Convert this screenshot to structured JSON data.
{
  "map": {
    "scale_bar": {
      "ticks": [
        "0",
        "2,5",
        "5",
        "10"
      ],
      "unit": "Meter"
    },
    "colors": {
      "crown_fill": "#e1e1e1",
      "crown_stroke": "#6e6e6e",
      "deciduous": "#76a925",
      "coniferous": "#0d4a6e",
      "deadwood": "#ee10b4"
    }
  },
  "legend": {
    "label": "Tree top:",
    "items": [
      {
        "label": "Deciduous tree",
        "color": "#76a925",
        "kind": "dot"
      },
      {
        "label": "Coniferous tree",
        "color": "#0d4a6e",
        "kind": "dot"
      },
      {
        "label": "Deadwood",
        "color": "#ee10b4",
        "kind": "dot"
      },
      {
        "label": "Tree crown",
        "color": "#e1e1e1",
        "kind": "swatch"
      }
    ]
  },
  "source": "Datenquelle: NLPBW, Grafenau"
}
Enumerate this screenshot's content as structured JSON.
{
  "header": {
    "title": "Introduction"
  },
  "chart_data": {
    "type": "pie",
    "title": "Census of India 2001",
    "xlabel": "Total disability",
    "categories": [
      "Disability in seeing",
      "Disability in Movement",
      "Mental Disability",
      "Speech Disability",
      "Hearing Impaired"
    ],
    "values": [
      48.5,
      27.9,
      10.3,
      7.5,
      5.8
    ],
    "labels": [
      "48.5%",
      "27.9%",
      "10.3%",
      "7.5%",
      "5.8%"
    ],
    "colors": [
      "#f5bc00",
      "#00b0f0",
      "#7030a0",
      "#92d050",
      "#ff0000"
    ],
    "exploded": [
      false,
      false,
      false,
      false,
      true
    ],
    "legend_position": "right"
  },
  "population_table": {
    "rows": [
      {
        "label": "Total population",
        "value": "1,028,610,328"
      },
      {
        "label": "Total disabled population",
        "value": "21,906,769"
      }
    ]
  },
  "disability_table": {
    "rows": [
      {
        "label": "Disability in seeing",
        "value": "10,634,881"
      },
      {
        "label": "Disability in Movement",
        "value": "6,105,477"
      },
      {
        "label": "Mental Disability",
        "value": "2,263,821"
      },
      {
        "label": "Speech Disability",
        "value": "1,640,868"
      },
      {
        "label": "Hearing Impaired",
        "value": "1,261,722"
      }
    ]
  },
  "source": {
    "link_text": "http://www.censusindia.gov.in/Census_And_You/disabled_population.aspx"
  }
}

● **Direction**: From the entries above, list each line with "JSON" in it.

● **Solution to this problem**:
Convert this screenshot to structured JSON data.
Enumerate this screenshot's content as structured JSON.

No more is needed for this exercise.